• [Dataset extract]
====================

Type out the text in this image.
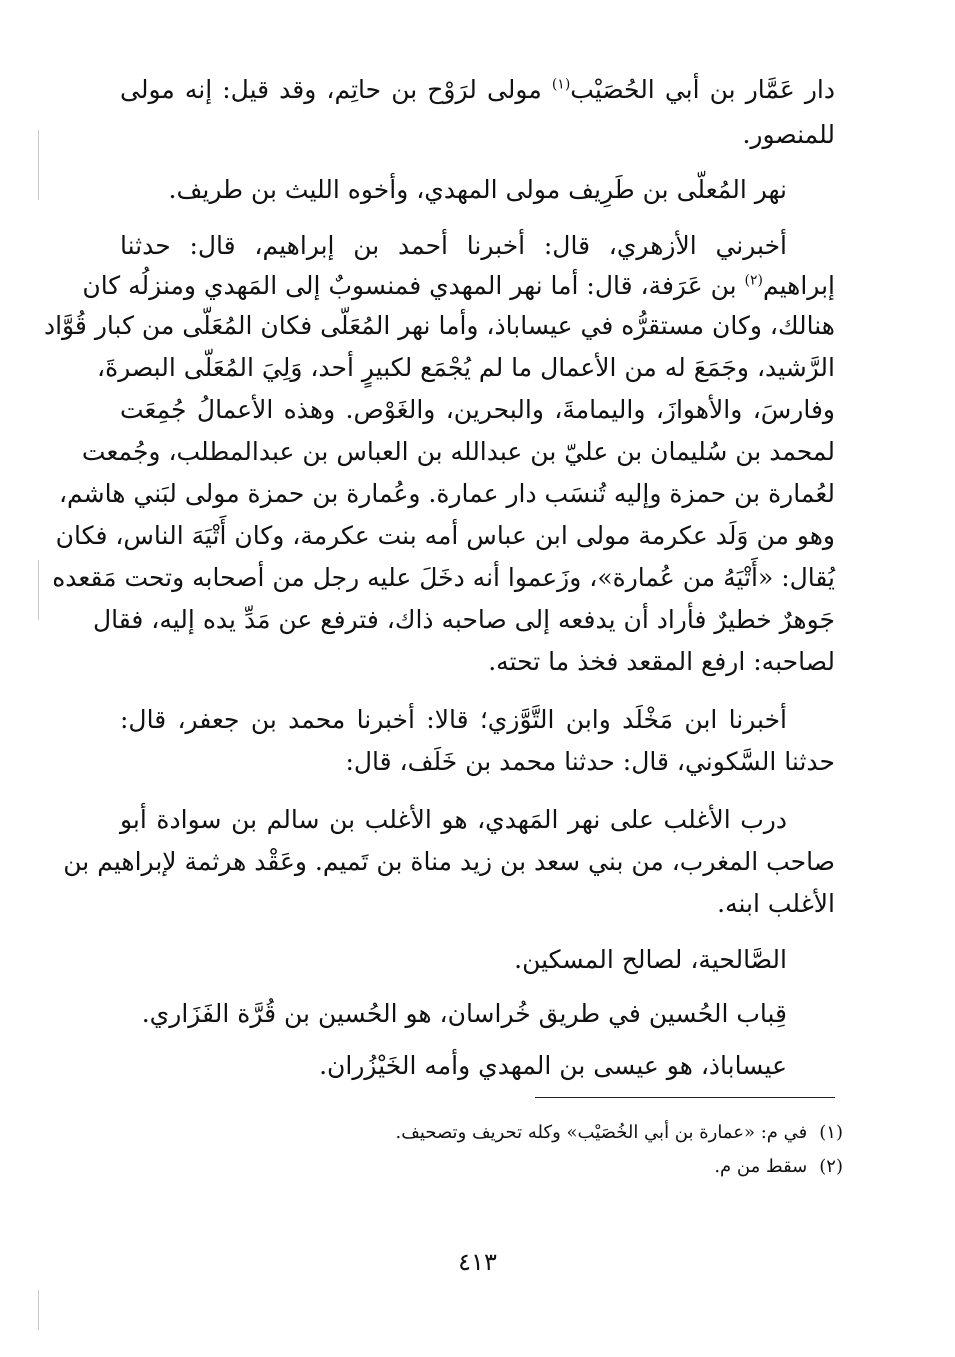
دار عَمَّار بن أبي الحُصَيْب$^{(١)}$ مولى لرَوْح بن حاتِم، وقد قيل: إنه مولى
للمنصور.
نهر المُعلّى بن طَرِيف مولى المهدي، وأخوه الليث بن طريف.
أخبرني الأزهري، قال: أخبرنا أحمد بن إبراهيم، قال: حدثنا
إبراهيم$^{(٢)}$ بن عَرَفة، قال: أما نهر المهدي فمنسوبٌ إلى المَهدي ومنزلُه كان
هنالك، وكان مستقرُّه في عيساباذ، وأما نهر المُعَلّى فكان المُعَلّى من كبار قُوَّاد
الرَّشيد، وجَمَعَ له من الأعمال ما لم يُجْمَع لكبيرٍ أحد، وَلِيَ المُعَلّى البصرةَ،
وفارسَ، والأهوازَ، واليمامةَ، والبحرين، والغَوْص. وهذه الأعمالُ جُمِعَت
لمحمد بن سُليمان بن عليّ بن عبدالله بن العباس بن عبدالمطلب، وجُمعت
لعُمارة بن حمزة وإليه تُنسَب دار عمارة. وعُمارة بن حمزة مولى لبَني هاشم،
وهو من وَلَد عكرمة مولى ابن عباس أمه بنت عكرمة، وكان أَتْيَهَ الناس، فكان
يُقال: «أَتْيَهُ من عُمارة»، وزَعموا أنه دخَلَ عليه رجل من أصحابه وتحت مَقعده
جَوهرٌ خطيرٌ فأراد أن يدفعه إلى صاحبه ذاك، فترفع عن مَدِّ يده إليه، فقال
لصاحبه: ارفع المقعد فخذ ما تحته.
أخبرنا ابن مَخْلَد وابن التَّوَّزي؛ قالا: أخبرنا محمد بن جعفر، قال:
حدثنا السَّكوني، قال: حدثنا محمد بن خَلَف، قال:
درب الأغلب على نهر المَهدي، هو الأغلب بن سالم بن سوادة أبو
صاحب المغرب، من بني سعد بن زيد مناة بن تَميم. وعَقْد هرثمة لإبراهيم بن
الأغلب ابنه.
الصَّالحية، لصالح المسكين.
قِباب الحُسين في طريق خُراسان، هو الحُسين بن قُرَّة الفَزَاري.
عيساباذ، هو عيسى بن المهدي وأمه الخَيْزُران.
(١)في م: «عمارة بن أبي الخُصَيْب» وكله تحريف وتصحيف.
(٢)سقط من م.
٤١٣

====================

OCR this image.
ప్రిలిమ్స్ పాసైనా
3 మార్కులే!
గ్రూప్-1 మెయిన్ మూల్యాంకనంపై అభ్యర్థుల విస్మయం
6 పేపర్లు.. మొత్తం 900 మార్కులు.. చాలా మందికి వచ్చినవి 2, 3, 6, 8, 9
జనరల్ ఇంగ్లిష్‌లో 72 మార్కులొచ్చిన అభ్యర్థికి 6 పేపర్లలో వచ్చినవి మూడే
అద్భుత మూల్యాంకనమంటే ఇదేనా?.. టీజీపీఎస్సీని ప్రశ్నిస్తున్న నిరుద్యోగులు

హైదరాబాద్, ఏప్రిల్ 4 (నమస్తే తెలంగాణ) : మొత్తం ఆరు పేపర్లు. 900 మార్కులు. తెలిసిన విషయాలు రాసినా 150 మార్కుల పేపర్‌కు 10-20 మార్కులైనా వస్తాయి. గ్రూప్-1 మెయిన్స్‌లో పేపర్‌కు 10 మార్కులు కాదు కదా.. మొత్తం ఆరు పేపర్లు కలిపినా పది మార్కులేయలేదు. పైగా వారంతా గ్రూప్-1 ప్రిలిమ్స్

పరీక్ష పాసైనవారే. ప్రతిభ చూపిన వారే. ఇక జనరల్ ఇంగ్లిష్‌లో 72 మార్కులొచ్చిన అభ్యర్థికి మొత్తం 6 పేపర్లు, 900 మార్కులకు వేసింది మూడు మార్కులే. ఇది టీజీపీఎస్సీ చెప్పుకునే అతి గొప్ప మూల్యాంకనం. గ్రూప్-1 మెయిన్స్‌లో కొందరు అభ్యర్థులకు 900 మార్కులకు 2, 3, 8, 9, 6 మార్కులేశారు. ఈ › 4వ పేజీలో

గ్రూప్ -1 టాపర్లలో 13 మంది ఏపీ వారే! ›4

====================

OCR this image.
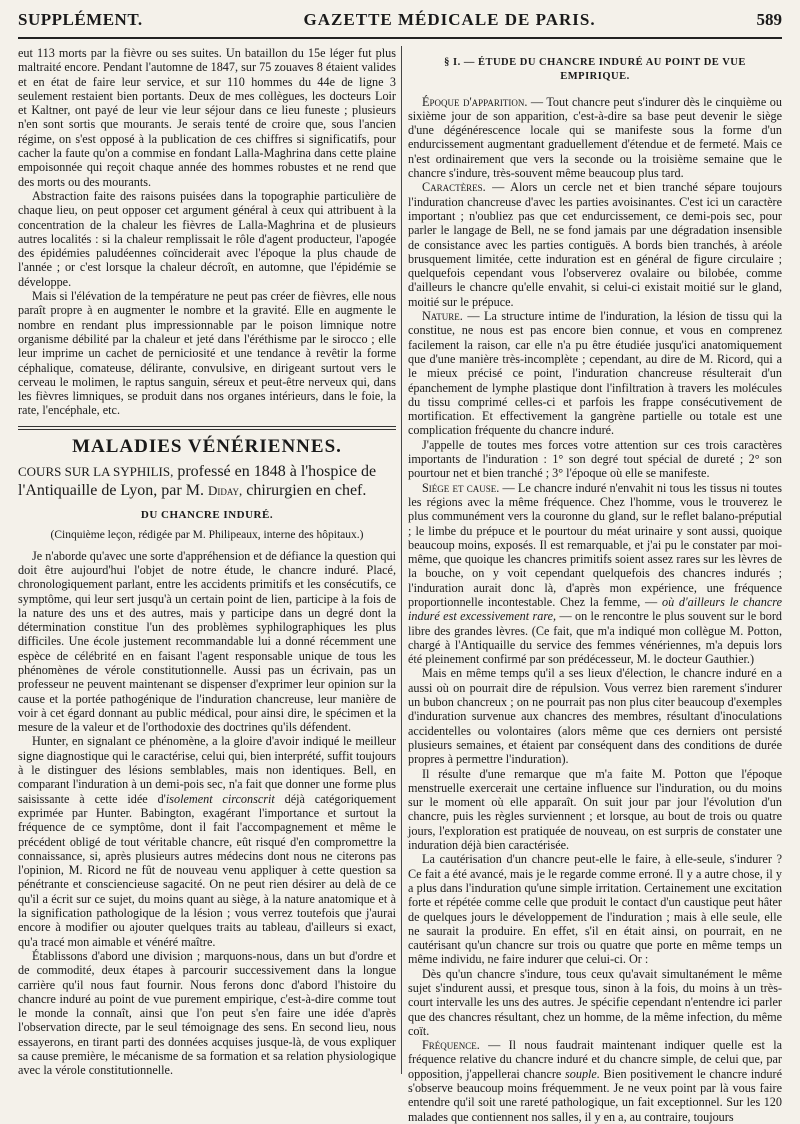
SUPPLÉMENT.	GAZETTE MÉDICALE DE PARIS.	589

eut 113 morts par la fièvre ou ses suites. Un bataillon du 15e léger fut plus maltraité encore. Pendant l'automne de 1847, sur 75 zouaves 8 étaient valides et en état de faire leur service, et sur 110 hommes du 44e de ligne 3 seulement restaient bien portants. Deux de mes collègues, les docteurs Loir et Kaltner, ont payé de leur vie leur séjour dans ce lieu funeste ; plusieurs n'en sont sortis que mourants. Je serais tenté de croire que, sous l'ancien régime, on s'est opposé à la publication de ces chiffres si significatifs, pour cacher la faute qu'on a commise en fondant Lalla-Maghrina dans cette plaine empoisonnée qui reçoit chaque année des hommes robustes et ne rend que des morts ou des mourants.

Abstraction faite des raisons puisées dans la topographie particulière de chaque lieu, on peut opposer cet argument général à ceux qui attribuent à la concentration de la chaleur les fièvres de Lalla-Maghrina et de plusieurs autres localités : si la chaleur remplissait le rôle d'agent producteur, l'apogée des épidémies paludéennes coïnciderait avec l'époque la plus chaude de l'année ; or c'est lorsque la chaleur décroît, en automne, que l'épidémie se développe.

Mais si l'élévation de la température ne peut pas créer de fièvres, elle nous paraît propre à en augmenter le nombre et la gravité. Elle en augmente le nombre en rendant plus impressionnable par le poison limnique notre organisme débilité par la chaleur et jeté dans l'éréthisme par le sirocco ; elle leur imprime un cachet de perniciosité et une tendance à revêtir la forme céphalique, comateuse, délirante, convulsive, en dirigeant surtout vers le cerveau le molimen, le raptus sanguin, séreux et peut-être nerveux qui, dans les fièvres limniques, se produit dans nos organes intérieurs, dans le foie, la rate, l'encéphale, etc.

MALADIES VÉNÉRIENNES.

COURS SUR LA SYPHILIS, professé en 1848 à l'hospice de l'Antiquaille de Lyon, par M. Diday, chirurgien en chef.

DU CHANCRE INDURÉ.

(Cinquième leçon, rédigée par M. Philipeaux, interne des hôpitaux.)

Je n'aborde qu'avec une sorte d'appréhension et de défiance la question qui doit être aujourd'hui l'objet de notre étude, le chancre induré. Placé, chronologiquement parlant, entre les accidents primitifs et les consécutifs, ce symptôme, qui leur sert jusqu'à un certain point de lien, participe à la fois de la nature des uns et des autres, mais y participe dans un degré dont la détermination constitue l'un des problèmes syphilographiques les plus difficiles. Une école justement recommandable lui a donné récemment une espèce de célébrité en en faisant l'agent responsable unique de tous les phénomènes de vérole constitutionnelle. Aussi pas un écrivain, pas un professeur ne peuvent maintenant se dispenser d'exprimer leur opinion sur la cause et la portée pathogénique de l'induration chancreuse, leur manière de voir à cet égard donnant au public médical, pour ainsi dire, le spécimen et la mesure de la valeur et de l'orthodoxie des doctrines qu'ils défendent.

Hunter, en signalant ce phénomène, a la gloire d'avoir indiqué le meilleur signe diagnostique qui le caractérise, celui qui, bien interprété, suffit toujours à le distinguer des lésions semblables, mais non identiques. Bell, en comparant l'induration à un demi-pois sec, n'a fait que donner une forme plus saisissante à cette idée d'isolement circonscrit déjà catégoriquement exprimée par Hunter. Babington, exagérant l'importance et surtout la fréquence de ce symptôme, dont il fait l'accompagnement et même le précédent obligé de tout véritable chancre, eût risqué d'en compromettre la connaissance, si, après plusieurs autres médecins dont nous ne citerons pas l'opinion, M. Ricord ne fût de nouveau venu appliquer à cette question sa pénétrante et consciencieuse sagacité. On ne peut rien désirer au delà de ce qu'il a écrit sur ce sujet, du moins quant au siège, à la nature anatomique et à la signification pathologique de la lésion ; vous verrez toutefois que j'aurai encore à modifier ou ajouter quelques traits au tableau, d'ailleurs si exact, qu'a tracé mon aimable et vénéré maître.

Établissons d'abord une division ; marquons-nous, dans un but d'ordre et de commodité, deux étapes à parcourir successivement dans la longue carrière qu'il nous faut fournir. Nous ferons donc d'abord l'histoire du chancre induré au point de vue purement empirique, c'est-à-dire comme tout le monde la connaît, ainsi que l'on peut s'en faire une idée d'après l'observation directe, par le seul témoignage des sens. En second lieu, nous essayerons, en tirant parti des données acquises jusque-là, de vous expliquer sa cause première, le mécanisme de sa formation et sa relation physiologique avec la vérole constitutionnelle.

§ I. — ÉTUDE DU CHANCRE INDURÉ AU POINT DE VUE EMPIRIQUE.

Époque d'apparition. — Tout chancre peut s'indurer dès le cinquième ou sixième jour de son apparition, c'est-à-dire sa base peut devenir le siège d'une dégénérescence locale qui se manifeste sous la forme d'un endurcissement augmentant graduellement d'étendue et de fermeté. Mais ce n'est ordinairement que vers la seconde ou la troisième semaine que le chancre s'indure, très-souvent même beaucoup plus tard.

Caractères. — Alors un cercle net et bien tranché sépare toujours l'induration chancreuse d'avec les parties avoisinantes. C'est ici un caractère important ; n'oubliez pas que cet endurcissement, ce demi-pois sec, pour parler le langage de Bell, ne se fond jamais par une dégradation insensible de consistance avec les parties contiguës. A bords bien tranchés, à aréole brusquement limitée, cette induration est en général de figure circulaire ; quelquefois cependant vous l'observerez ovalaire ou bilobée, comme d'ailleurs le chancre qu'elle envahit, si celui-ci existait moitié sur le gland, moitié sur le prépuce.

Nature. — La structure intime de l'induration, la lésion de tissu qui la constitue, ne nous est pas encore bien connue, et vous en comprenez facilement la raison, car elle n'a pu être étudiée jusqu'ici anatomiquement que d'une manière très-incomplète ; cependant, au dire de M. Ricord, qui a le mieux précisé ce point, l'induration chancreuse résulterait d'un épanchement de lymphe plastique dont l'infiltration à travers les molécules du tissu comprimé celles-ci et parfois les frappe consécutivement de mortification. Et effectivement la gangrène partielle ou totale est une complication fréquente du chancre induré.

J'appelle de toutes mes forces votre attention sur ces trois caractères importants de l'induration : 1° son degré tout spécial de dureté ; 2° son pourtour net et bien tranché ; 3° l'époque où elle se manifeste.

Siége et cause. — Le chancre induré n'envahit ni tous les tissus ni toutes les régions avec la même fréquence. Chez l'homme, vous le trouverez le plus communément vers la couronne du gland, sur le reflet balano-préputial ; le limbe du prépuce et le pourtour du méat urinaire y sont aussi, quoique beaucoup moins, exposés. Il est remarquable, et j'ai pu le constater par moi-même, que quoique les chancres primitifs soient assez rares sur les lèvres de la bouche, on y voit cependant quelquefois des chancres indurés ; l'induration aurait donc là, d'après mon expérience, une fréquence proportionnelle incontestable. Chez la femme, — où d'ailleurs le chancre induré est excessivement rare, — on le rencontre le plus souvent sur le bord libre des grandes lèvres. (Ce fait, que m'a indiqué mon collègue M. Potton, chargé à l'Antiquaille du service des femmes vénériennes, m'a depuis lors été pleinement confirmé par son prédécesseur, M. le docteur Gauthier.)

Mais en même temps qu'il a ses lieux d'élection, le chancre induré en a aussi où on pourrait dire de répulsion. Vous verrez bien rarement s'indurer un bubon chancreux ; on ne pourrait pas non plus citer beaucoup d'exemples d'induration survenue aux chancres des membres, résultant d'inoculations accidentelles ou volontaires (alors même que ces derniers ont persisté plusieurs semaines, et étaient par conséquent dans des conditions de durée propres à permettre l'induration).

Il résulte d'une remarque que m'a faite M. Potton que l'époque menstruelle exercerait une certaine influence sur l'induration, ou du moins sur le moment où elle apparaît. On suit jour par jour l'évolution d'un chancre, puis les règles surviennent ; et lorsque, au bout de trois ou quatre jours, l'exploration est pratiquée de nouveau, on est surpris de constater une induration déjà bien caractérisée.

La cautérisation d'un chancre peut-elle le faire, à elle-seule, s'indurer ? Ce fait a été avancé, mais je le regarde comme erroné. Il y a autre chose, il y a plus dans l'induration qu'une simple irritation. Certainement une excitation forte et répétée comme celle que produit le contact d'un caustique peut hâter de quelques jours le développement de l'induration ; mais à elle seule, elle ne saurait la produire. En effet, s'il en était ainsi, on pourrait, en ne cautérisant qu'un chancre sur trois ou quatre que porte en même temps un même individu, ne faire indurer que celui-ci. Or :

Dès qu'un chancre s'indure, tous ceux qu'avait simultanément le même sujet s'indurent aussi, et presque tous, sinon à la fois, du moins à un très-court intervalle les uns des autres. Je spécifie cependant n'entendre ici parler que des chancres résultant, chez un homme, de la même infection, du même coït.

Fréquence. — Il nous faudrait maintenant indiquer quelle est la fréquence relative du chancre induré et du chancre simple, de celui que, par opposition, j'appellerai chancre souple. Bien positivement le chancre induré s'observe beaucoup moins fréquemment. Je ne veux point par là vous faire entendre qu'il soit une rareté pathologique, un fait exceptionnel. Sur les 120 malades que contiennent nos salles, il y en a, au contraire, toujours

====================

• [Stated problem] Pick out the lines that include the word "الأعمال" and write them out.

• [The reply]
الرَّشيد، وجَمَعَ له من الأعمال ما لم يُجْمَع لكبيرٍ أحد، وَلِيَ المُعَلّى البصرةَ،
وفارسَ، والأهوازَ، واليمامةَ، والبحرين، والغَوْص. وهذه الأعمالُ جُمِعَت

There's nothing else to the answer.